> Problem description: Write out the entire listing below exactly, with the pictures left out.

--- start Information provided ---

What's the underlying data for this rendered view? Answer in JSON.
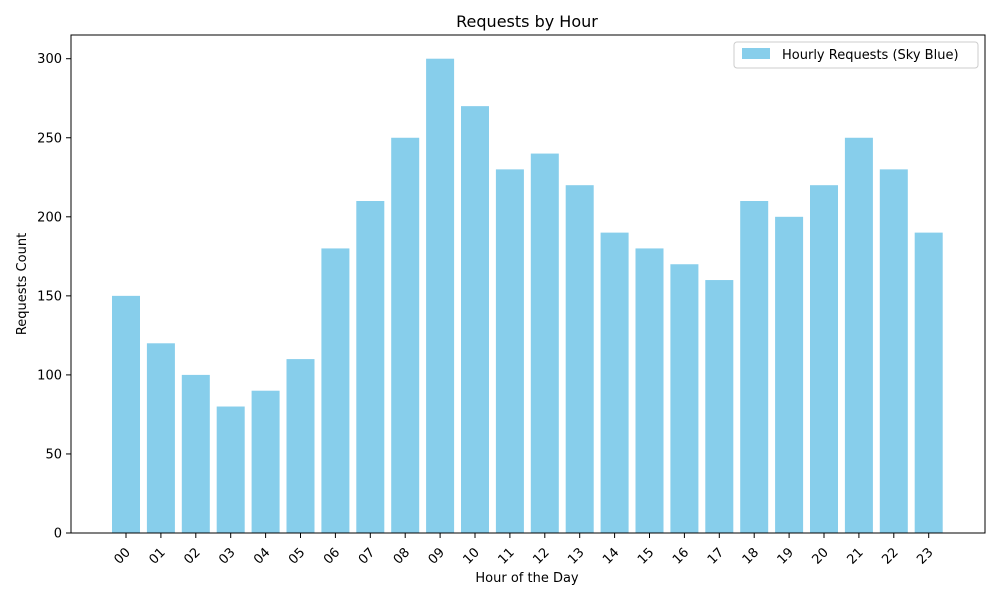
{
  "chart_data": {
    "type": "bar",
    "title": "Requests by Hour",
    "xlabel": "Hour of the Day",
    "ylabel": "Requests Count",
    "categories": [
      "00",
      "01",
      "02",
      "03",
      "04",
      "05",
      "06",
      "07",
      "08",
      "09",
      "10",
      "11",
      "12",
      "13",
      "14",
      "15",
      "16",
      "17",
      "18",
      "19",
      "20",
      "21",
      "22",
      "23"
    ],
    "series": [
      {
        "name": "Hourly Requests (Sky Blue)",
        "color": "#87ceeb",
        "values": [
          150,
          120,
          100,
          80,
          90,
          110,
          180,
          210,
          250,
          300,
          270,
          230,
          240,
          220,
          190,
          180,
          170,
          160,
          210,
          200,
          220,
          250,
          230,
          190
        ]
      }
    ],
    "ylim": [
      0,
      315
    ],
    "yticks": [
      0,
      50,
      100,
      150,
      200,
      250,
      300
    ],
    "grid": false,
    "legend_position": "top-right"
  }
}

--- end Information provided ---

> Output of the exercise:
What's the underlying data for this rendered view? Answer in JSON.
{
  "chart_data": {
    "type": "bar",
    "title": "Requests by Hour",
    "xlabel": "Hour of the Day",
    "ylabel": "Requests Count",
    "categories": [
      "00",
      "01",
      "02",
      "03",
      "04",
      "05",
      "06",
      "07",
      "08",
      "09",
      "10",
      "11",
      "12",
      "13",
      "14",
      "15",
      "16",
      "17",
      "18",
      "19",
      "20",
      "21",
      "22",
      "23"
    ],
    "series": [
      {
        "name": "Hourly Requests (Sky Blue)",
        "color": "#87ceeb",
        "values": [
          150,
          120,
          100,
          80,
          90,
          110,
          180,
          210,
          250,
          300,
          270,
          230,
          240,
          220,
          190,
          180,
          170,
          160,
          210,
          200,
          220,
          250,
          230,
          190
        ]
      }
    ],
    "ylim": [
      0,
      315
    ],
    "yticks": [
      0,
      50,
      100,
      150,
      200,
      250,
      300
    ],
    "grid": false,
    "legend_position": "top-right"
  }
}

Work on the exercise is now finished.